— SOURCE DOCUMENT —
Kazzle resolves references in HTTP target `query`, `headers`, `body`, and `url` fields before dispatch:

* `${input}` — the whole tool input, or the whole button input.
* `${input.path}` — a nested value from the input.
* `${env.NAME}` — a named environment variable from the owning app component's declared `env.collection` + `env.environment`.

Resolution is single-pass. If a reference is missing or unknown, the tool fails instead of substituting an empty value. Use `$${input.name}` when you need literal `${input.name}` text.

## Handler request

For an `app` target, add the matching route in the target component. With `body: '${input}'`, Kazzle sends the typed input as the JSON body:

```json theme={"theme":"material-theme-darker"}
{ "...": "the typed input" }
```

`app` targets also receive an `Authorization: Bearer <identity token>` header identifying the user + install. App targets cannot set `Authorization` through `headers`; Kazzle owns that header.

A tool declared with no matching route does nothing useful — add both together. `tools.json` is not supported; the app compiler fails if it finds one.

— DATA SHOWN —
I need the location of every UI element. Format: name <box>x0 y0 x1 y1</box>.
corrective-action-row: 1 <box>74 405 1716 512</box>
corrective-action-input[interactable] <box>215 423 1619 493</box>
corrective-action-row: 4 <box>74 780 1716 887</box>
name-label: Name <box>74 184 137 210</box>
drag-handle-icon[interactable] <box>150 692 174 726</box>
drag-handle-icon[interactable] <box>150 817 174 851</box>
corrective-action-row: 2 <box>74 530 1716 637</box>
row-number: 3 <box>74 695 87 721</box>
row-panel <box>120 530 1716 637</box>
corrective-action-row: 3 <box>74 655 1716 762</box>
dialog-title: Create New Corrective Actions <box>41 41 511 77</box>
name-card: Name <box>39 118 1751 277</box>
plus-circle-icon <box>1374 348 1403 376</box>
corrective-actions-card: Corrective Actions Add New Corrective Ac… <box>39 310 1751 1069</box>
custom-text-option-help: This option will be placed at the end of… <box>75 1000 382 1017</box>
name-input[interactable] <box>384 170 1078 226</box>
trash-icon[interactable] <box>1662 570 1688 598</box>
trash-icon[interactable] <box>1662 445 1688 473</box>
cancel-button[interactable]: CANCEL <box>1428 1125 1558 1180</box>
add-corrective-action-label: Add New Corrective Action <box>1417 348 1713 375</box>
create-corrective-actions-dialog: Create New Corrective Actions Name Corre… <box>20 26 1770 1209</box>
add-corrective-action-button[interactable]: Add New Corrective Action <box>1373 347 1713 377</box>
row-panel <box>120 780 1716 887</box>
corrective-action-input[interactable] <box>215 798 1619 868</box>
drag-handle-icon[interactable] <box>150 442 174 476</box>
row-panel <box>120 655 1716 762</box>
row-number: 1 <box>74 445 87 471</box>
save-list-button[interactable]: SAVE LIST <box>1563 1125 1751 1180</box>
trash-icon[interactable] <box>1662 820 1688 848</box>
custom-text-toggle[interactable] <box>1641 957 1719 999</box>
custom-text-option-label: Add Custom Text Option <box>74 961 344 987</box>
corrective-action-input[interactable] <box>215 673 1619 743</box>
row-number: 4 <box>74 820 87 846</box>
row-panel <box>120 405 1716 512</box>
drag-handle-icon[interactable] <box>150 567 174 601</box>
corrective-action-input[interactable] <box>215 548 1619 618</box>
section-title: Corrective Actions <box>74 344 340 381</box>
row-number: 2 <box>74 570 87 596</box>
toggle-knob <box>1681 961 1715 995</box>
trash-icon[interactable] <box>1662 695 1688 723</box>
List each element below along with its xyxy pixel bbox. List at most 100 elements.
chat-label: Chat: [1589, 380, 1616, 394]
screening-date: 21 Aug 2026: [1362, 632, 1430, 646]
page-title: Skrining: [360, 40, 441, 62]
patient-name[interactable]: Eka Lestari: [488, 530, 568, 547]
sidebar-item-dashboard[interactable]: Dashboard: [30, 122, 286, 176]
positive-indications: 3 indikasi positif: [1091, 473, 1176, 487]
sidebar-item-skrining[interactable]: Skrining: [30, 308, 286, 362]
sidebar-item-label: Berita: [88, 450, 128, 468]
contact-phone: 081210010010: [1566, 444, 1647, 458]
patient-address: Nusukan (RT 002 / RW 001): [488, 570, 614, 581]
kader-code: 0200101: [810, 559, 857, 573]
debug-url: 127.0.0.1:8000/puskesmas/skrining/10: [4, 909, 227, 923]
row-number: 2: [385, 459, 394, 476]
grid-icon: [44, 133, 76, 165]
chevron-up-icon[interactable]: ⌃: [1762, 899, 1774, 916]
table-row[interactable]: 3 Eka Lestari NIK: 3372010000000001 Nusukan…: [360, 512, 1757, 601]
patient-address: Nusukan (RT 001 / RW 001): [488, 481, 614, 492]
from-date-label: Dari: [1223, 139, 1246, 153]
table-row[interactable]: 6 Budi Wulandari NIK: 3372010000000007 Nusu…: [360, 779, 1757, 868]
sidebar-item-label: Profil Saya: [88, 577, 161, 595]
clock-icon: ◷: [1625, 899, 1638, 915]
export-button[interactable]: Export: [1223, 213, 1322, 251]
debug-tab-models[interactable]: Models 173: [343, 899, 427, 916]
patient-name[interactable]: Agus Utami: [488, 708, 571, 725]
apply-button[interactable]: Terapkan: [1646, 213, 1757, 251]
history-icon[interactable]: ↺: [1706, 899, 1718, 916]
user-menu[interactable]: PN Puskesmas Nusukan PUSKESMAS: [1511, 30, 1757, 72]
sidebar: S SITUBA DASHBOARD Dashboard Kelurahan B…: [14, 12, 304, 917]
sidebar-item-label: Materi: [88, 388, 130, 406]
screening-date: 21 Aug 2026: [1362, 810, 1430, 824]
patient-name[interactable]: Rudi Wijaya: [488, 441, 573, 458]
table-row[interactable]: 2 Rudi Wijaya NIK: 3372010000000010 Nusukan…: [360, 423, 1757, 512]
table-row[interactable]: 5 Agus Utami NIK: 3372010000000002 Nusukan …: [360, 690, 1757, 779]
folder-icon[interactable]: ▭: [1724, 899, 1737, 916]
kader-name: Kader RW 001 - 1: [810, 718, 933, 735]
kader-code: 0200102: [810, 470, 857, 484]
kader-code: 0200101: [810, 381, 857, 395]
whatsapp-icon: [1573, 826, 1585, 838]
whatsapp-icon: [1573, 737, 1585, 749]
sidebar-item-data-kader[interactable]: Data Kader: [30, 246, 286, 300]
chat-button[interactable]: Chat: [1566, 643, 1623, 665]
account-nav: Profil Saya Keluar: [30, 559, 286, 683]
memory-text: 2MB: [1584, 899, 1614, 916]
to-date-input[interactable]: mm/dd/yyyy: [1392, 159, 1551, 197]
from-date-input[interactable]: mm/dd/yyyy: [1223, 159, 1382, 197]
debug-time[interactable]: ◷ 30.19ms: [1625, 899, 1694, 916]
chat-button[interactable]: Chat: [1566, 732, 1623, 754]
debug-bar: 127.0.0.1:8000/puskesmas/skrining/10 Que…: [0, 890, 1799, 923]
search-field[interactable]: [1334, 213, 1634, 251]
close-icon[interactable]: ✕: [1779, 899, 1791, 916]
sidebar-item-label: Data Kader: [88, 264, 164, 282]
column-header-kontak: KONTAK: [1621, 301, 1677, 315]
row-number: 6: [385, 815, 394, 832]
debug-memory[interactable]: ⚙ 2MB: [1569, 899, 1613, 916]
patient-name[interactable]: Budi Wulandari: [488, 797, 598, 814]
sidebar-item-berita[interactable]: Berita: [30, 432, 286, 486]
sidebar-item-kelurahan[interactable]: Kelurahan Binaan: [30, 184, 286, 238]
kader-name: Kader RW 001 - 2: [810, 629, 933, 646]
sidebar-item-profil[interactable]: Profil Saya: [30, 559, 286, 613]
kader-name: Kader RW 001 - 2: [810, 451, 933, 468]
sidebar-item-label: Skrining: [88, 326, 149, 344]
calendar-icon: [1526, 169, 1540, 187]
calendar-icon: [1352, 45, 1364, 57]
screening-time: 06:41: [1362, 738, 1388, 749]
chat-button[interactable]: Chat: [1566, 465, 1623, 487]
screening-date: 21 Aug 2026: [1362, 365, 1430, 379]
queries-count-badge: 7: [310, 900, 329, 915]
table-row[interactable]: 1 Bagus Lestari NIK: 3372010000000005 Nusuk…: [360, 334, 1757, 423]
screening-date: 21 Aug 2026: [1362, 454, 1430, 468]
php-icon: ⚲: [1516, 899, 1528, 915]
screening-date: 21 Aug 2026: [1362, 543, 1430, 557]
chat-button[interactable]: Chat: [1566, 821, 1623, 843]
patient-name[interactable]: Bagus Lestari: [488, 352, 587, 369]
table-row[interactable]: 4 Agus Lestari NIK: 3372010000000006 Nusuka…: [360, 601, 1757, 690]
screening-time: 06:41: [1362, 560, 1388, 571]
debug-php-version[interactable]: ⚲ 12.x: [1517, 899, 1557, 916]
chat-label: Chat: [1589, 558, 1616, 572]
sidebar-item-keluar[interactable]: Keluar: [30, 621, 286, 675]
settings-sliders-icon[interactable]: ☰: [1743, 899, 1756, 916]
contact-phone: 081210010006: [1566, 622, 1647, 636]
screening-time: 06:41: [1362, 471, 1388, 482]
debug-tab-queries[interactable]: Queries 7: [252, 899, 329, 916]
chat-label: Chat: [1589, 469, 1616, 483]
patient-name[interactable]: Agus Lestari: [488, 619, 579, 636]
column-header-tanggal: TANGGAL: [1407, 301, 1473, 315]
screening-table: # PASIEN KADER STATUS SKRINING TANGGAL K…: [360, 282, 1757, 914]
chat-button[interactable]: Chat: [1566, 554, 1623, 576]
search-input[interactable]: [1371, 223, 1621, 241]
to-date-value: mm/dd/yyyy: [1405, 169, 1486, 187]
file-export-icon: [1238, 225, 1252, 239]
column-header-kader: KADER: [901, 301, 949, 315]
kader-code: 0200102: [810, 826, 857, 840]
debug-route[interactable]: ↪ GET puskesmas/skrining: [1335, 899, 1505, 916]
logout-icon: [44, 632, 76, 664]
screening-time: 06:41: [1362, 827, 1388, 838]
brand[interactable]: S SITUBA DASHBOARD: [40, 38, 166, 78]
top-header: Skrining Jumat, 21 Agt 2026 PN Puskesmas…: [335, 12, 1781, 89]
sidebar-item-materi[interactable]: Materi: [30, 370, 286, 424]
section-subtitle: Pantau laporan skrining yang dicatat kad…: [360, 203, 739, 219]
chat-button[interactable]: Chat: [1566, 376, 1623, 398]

— EXERCISE REQUIREMENTS —
**a)** Retype the portion of the Kazzle text starting at "## Handler request" and ending at "it finds one.".
**b)** State whether each statement agrees with the Kazzle text, answering yes or no and quoting the deciding words: (i) reference resolution is carried out in more than one pass; (ii) `app` targets may set `Authorization` through `headers`; (iii) a missing or unknown reference causes the tool to fail rather than substitute an empty value.
The data have no role in this exercise.

— RESPONSES FOR EACH TASK —
**a)**
## Handler request

For an `app` target, add the matching route in the target component. With `body: '${input}'`, Kazzle sends the typed input as the JSON body:

```json theme={"theme":"material-theme-darker"}
{ "...": "the typed input" }
```

`app` targets also receive an `Authorization: Bearer <identity token>` header identifying the user + install. App targets cannot set `Authorization` through `headers`; Kazzle owns that header.

A tool declared with no matching route does nothing useful — add both together. `tools.json` is not supported; the app compiler fails if it finds one.

**b)**
(i) No: "Resolution is single-pass."
(ii) No: "App targets cannot set `Authorization` through `headers`; Kazzle owns that header."
(iii) Yes: "If a reference is missing or unknown, the tool fails instead of substituting an empty value."